## [INSTRUCTIONS FOR THE TASK]
Locate the string "Niederburg" in the listing below. Copy every line where it is found.

## [INPUT MATERIAL]
....
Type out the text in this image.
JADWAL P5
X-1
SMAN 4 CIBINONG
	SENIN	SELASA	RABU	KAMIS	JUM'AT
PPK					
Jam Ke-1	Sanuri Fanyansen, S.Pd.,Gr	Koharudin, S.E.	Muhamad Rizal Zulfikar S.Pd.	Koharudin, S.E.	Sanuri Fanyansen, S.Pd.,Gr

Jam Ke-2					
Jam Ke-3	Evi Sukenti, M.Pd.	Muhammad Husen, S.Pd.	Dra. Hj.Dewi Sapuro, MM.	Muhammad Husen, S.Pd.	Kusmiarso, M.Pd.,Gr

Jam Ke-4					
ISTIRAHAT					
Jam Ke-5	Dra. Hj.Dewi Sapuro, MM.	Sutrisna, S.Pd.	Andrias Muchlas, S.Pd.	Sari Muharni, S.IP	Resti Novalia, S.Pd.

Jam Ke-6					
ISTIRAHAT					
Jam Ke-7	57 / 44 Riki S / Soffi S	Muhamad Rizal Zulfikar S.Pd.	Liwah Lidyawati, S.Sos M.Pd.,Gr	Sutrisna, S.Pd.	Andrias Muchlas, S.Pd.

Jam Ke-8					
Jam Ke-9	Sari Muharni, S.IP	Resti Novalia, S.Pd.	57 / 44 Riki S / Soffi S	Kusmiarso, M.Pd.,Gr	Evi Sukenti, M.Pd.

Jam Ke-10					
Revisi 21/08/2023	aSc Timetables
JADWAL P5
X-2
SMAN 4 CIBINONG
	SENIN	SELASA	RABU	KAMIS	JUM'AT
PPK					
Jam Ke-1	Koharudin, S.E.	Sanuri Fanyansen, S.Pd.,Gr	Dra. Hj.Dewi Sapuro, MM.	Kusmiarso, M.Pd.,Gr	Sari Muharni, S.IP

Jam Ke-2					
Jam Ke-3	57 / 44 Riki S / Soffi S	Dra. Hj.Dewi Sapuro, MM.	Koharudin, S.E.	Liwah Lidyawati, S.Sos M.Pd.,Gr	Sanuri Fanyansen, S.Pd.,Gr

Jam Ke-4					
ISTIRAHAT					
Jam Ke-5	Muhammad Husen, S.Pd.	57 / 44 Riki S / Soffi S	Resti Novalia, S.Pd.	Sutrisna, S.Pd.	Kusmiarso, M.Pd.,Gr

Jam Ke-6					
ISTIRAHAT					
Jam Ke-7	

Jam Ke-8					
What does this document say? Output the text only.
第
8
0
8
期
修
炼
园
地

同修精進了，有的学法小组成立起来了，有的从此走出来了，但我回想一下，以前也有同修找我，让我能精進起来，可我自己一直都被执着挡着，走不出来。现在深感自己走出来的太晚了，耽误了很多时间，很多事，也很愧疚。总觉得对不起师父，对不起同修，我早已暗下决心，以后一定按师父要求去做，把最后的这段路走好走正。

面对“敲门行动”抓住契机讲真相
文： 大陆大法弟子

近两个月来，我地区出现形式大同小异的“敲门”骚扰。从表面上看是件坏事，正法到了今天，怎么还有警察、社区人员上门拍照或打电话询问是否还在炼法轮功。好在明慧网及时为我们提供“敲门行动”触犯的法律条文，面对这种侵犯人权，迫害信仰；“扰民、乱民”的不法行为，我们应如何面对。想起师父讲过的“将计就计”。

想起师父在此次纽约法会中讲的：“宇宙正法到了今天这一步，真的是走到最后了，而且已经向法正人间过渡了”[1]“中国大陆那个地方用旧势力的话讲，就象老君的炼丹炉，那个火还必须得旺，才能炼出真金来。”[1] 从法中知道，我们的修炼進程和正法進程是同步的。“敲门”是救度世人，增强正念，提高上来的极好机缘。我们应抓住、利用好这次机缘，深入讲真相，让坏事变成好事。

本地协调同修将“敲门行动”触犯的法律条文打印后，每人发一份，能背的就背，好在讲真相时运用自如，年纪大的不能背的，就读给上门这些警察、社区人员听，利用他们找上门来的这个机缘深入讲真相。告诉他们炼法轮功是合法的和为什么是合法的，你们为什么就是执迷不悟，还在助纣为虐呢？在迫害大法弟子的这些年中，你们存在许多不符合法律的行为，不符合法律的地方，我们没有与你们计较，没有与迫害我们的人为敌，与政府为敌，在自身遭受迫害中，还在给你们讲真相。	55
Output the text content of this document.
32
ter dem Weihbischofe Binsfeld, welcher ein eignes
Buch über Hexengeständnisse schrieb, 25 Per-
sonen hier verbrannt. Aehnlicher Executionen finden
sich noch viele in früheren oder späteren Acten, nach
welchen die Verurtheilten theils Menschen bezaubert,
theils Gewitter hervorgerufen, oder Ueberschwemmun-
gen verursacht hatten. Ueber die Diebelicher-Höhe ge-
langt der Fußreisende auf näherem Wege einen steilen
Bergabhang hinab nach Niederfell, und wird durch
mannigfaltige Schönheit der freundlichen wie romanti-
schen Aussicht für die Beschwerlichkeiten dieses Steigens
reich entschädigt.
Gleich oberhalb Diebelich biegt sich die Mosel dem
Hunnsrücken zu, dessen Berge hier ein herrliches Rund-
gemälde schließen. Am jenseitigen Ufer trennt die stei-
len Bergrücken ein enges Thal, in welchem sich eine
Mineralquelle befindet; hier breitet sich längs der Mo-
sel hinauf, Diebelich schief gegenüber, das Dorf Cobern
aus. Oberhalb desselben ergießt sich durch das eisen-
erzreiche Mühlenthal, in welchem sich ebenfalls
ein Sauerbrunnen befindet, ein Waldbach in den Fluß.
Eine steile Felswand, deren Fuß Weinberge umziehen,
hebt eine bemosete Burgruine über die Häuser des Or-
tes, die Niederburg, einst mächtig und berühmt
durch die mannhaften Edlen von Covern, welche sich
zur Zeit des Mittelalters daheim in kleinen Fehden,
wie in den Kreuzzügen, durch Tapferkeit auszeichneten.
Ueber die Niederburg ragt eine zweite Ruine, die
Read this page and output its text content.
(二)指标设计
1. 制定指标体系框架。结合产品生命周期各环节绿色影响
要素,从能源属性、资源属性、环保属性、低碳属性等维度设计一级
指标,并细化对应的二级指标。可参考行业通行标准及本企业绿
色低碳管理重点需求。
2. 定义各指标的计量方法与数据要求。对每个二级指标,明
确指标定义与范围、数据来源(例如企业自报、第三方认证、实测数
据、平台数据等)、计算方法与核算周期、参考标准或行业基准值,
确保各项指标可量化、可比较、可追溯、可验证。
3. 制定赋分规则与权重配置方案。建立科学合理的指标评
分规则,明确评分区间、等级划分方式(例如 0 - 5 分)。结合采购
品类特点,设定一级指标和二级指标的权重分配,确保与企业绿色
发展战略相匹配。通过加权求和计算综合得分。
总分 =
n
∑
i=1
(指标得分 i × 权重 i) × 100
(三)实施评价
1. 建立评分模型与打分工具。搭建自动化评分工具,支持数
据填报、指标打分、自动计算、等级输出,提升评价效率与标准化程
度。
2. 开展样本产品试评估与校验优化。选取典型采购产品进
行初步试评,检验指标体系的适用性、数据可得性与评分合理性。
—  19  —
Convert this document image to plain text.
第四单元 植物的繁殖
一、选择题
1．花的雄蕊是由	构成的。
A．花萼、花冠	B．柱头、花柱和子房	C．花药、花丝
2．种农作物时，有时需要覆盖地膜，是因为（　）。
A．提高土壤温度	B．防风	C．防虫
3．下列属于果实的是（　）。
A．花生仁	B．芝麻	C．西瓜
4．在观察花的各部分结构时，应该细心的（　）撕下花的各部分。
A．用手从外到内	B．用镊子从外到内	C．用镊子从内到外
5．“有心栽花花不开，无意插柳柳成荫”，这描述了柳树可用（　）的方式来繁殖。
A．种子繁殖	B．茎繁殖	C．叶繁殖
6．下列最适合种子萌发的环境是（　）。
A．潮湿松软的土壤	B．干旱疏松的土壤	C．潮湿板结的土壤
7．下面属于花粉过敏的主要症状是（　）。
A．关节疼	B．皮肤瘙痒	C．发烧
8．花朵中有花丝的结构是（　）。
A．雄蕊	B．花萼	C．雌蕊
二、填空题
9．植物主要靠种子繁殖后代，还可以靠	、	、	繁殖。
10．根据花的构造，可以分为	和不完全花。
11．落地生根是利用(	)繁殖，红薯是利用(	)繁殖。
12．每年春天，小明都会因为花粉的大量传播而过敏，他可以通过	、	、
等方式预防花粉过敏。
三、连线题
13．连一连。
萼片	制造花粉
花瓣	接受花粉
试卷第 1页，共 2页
....
## [ANSWER TO THE PROBLEM]
tes, die Niederburg, einst mächtig und berühmt
Ueber die Niederburg ragt eine zweite Ruine, die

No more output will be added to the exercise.